**DIRECTION**
Collect every line of the material below that contains the word "with".

[Dataset records]
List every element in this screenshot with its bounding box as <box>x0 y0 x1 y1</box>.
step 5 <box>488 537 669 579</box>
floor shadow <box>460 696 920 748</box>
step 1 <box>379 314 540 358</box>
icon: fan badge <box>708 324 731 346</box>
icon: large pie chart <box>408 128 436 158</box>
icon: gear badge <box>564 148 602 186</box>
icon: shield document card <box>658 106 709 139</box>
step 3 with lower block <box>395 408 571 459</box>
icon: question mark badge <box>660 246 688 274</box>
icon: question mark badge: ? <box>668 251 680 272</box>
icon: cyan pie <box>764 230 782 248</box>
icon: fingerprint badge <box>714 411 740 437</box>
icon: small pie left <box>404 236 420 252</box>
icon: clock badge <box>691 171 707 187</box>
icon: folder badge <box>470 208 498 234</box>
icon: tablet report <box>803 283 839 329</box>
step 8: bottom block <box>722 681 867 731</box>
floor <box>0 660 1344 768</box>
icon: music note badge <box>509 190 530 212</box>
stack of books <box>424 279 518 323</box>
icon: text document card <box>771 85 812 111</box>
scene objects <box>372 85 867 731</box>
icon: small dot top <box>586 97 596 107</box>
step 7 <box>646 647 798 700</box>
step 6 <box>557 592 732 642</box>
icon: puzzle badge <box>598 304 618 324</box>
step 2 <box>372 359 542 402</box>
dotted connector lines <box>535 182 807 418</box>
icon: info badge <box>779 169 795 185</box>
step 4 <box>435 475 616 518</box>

**FINAL RESULT**
List every element in this screenshot with its bounding box as <box>x0 y0 x1 y1</box>.
step 3 with lower block <box>395 408 571 459</box>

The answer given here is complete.